Restate each of the lines below word for word and drop every picture.

Saved data entries:
┄┄┄┄┄┄┄┄┄┄┄┄┄┄┄┄┄┄┄┄
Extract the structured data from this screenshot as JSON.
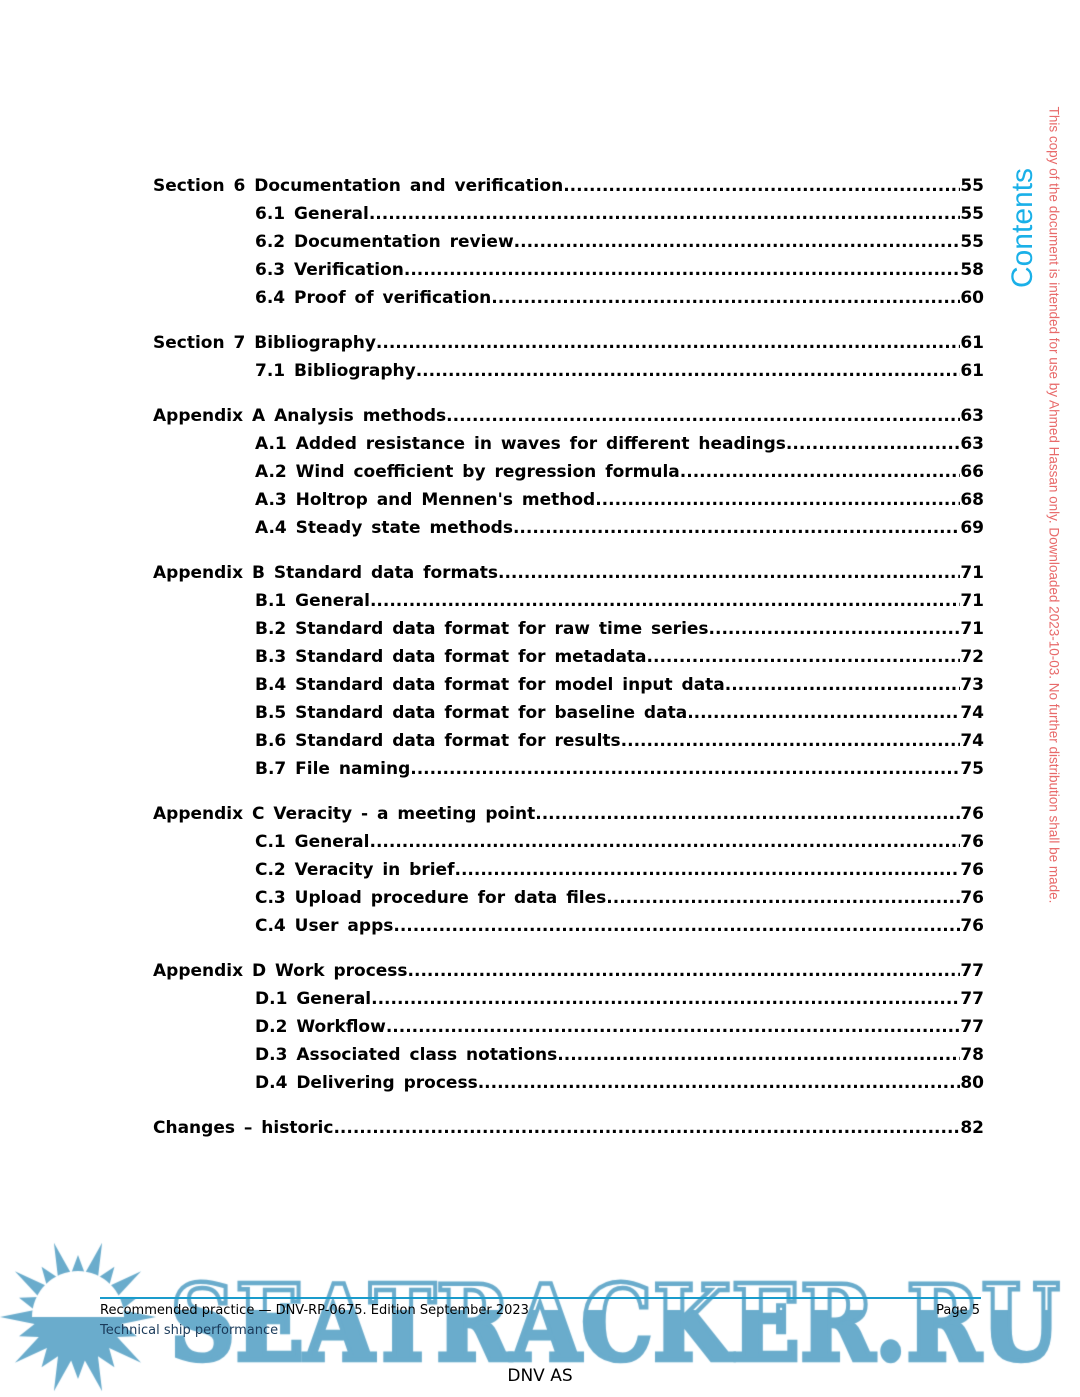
{
  "side_title": "Contents",
  "side_note": "This copy of the document is intended for use by Ahmed Hassan only. Downloaded 2023-10-03. No further distribution shall be made.",
  "toc": [
    {
      "title": "Section 6 Documentation and verification",
      "page": "55",
      "items": [
        {
          "title": "6.1 General",
          "page": "55"
        },
        {
          "title": "6.2 Documentation review",
          "page": "55"
        },
        {
          "title": "6.3 Verification",
          "page": "58"
        },
        {
          "title": "6.4 Proof of verification",
          "page": "60"
        }
      ]
    },
    {
      "title": "Section 7 Bibliography",
      "page": "61",
      "items": [
        {
          "title": "7.1 Bibliography",
          "page": "61"
        }
      ]
    },
    {
      "title": "Appendix A Analysis methods",
      "page": "63",
      "items": [
        {
          "title": "A.1 Added resistance in waves for different headings",
          "page": "63"
        },
        {
          "title": "A.2 Wind coefficient by regression formula",
          "page": "66"
        },
        {
          "title": "A.3 Holtrop and Mennen's method",
          "page": "68"
        },
        {
          "title": "A.4 Steady state methods",
          "page": "69"
        }
      ]
    },
    {
      "title": "Appendix B Standard data formats",
      "page": "71",
      "items": [
        {
          "title": "B.1 General",
          "page": "71"
        },
        {
          "title": "B.2 Standard data format for raw time series",
          "page": "71"
        },
        {
          "title": "B.3 Standard data format for metadata",
          "page": "72"
        },
        {
          "title": "B.4 Standard data format for model input data",
          "page": "73"
        },
        {
          "title": "B.5 Standard data format for baseline data",
          "page": "74"
        },
        {
          "title": "B.6 Standard data format for results",
          "page": "74"
        },
        {
          "title": "B.7 File naming",
          "page": "75"
        }
      ]
    },
    {
      "title": "Appendix C Veracity - a meeting point",
      "page": "76",
      "items": [
        {
          "title": "C.1 General",
          "page": "76"
        },
        {
          "title": "C.2 Veracity in brief",
          "page": "76"
        },
        {
          "title": "C.3 Upload procedure for data files",
          "page": "76"
        },
        {
          "title": "C.4 User apps",
          "page": "76"
        }
      ]
    },
    {
      "title": "Appendix D Work process",
      "page": "77",
      "items": [
        {
          "title": "D.1 General",
          "page": "77"
        },
        {
          "title": "D.2 Workflow",
          "page": "77"
        },
        {
          "title": "D.3 Associated class notations",
          "page": "78"
        },
        {
          "title": "D.4 Delivering process",
          "page": "80"
        }
      ]
    },
    {
      "title": "Changes – historic",
      "page": "82",
      "items": []
    }
  ],
  "footer": {
    "line1": "Recommended practice — DNV-RP-0675. Edition September 2023",
    "line2": "Technical ship performance",
    "page": "Page 5",
    "company": "DNV AS"
  },
  "watermark": {
    "text": "SEATRACKER.RU",
    "color": "#6aaccc"
  }
}
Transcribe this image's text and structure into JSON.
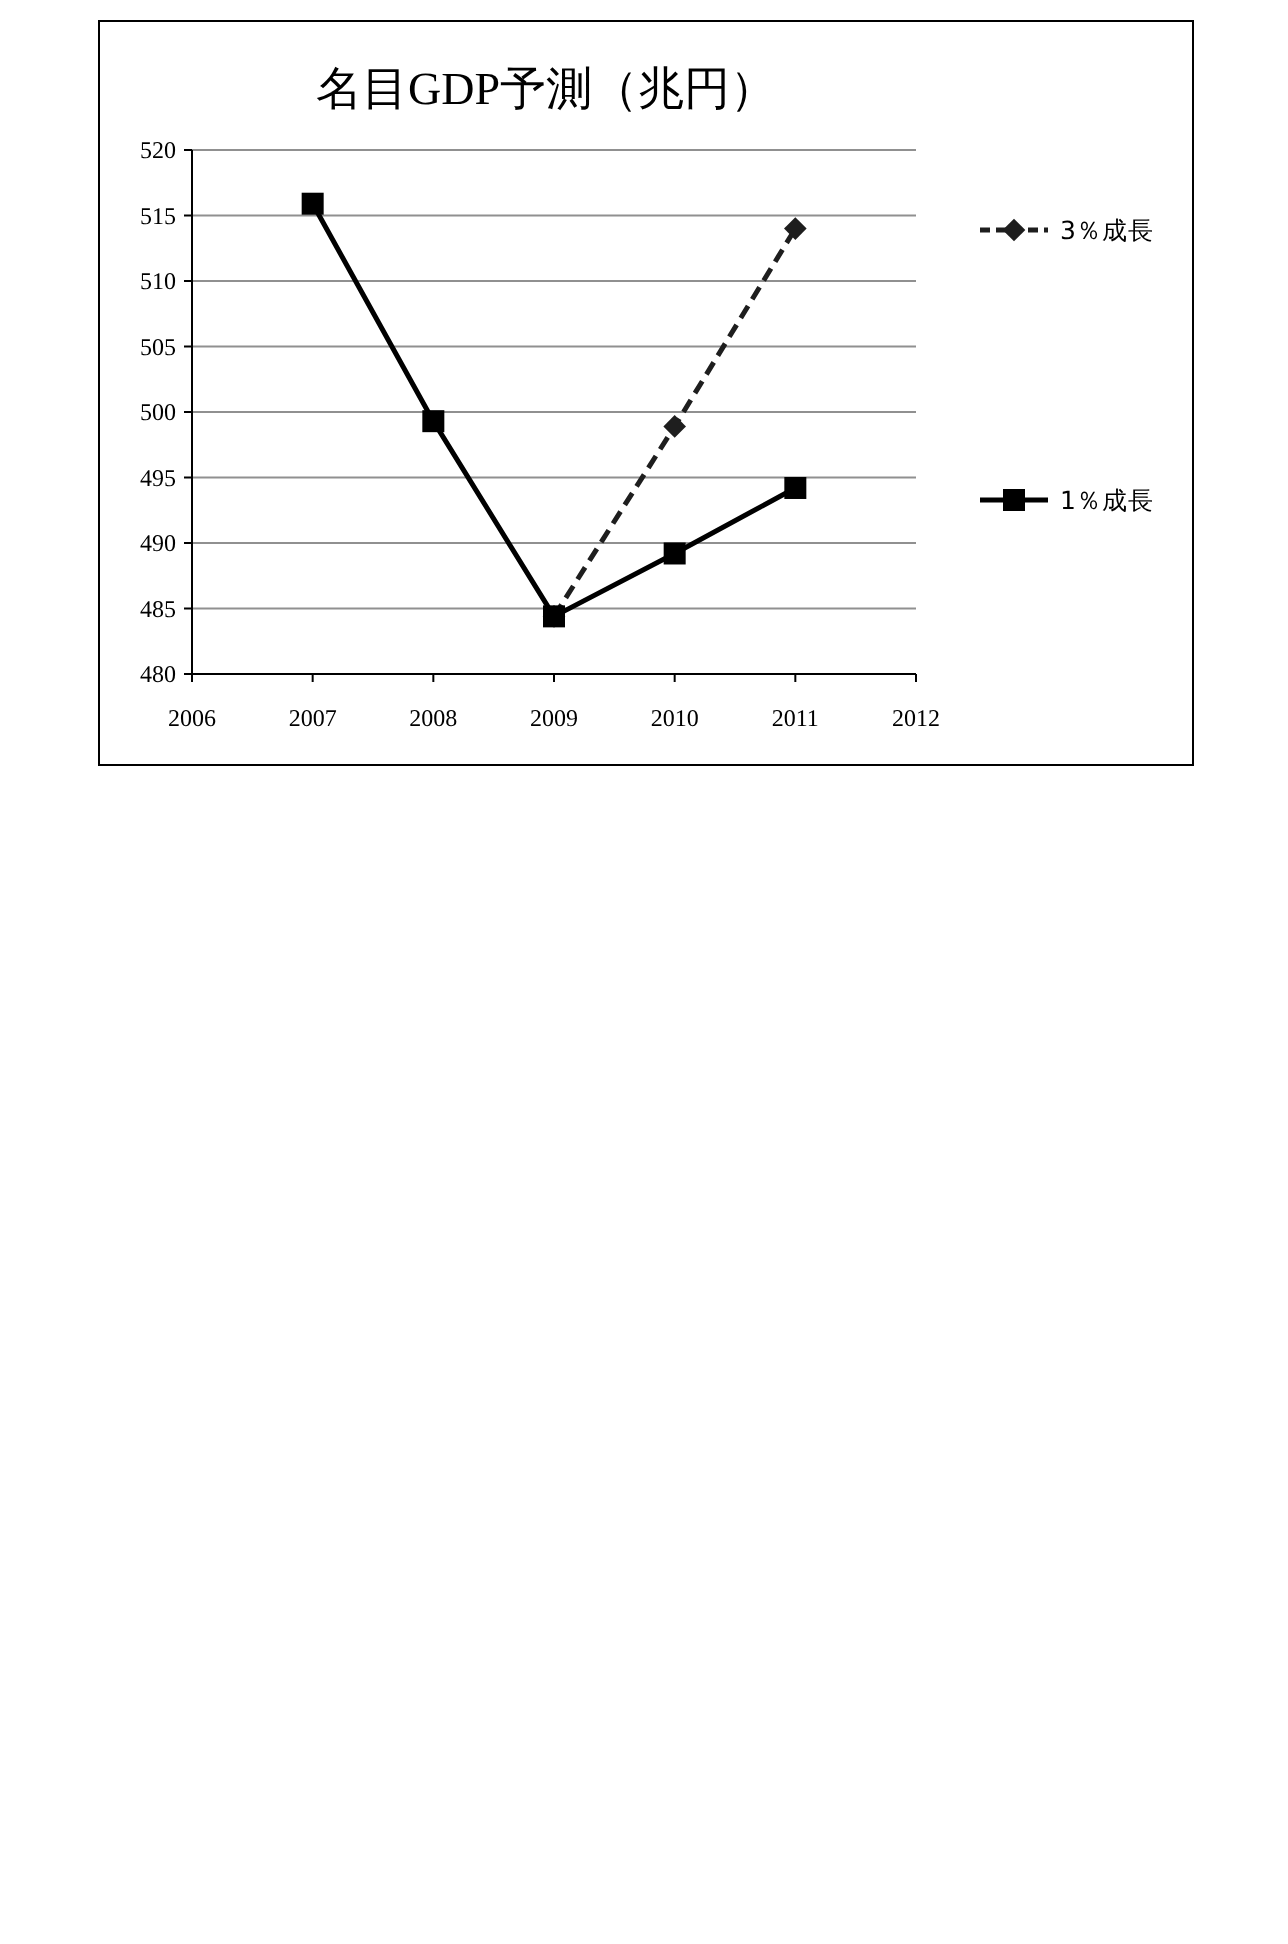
{
  "chart_data": {
    "type": "line",
    "title": "名目GDP予測（兆円）",
    "xlim": [
      2006,
      2012
    ],
    "xticks": [
      2006,
      2007,
      2008,
      2009,
      2010,
      2011,
      2012
    ],
    "ylim": [
      480,
      520
    ],
    "yticks": [
      480,
      485,
      490,
      495,
      500,
      505,
      510,
      515,
      520
    ],
    "grid": "y",
    "legend": "right",
    "series": [
      {
        "name": "3％成長",
        "color": "#1e1e1e",
        "marker": "diamond",
        "line_style": "dashed",
        "x": [
          2009,
          2010,
          2011
        ],
        "values": [
          484.4,
          498.9,
          514.0
        ]
      },
      {
        "name": "1％成長",
        "color": "#000000",
        "marker": "square",
        "line_style": "solid",
        "x": [
          2007,
          2008,
          2009,
          2010,
          2011
        ],
        "values": [
          515.9,
          499.3,
          484.4,
          489.2,
          494.2
        ]
      }
    ]
  }
}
┄┄┄┄┄┄┄┄┄┄┄┄┄┄┄┄┄┄┄┄
■ Complete answer ■
Extract the structured data from this screenshot as JSON.
{
  "side_title": "Contents",
  "side_note": "This copy of the document is intended for use by Ahmed Hassan only. Downloaded 2023-10-03. No further distribution shall be made.",
  "toc": [
    {
      "title": "Section 6 Documentation and verification",
      "page": "55",
      "items": [
        {
          "title": "6.1 General",
          "page": "55"
        },
        {
          "title": "6.2 Documentation review",
          "page": "55"
        },
        {
          "title": "6.3 Verification",
          "page": "58"
        },
        {
          "title": "6.4 Proof of verification",
          "page": "60"
        }
      ]
    },
    {
      "title": "Section 7 Bibliography",
      "page": "61",
      "items": [
        {
          "title": "7.1 Bibliography",
          "page": "61"
        }
      ]
    },
    {
      "title": "Appendix A Analysis methods",
      "page": "63",
      "items": [
        {
          "title": "A.1 Added resistance in waves for different headings",
          "page": "63"
        },
        {
          "title": "A.2 Wind coefficient by regression formula",
          "page": "66"
        },
        {
          "title": "A.3 Holtrop and Mennen's method",
          "page": "68"
        },
        {
          "title": "A.4 Steady state methods",
          "page": "69"
        }
      ]
    },
    {
      "title": "Appendix B Standard data formats",
      "page": "71",
      "items": [
        {
          "title": "B.1 General",
          "page": "71"
        },
        {
          "title": "B.2 Standard data format for raw time series",
          "page": "71"
        },
        {
          "title": "B.3 Standard data format for metadata",
          "page": "72"
        },
        {
          "title": "B.4 Standard data format for model input data",
          "page": "73"
        },
        {
          "title": "B.5 Standard data format for baseline data",
          "page": "74"
        },
        {
          "title": "B.6 Standard data format for results",
          "page": "74"
        },
        {
          "title": "B.7 File naming",
          "page": "75"
        }
      ]
    },
    {
      "title": "Appendix C Veracity - a meeting point",
      "page": "76",
      "items": [
        {
          "title": "C.1 General",
          "page": "76"
        },
        {
          "title": "C.2 Veracity in brief",
          "page": "76"
        },
        {
          "title": "C.3 Upload procedure for data files",
          "page": "76"
        },
        {
          "title": "C.4 User apps",
          "page": "76"
        }
      ]
    },
    {
      "title": "Appendix D Work process",
      "page": "77",
      "items": [
        {
          "title": "D.1 General",
          "page": "77"
        },
        {
          "title": "D.2 Workflow",
          "page": "77"
        },
        {
          "title": "D.3 Associated class notations",
          "page": "78"
        },
        {
          "title": "D.4 Delivering process",
          "page": "80"
        }
      ]
    },
    {
      "title": "Changes – historic",
      "page": "82",
      "items": []
    }
  ],
  "footer": {
    "line1": "Recommended practice — DNV-RP-0675. Edition September 2023",
    "line2": "Technical ship performance",
    "page": "Page 5",
    "company": "DNV AS"
  },
  "watermark": {
    "text": "SEATRACKER.RU",
    "color": "#6aaccc"
  }
}
Transcribe this image's text and structure into JSON.
{
  "chart_data": {
    "type": "line",
    "title": "名目GDP予測（兆円）",
    "xlim": [
      2006,
      2012
    ],
    "xticks": [
      2006,
      2007,
      2008,
      2009,
      2010,
      2011,
      2012
    ],
    "ylim": [
      480,
      520
    ],
    "yticks": [
      480,
      485,
      490,
      495,
      500,
      505,
      510,
      515,
      520
    ],
    "grid": "y",
    "legend": "right",
    "series": [
      {
        "name": "3％成長",
        "color": "#1e1e1e",
        "marker": "diamond",
        "line_style": "dashed",
        "x": [
          2009,
          2010,
          2011
        ],
        "values": [
          484.4,
          498.9,
          514.0
        ]
      },
      {
        "name": "1％成長",
        "color": "#000000",
        "marker": "square",
        "line_style": "solid",
        "x": [
          2007,
          2008,
          2009,
          2010,
          2011
        ],
        "values": [
          515.9,
          499.3,
          484.4,
          489.2,
          494.2
        ]
      }
    ]
  }
}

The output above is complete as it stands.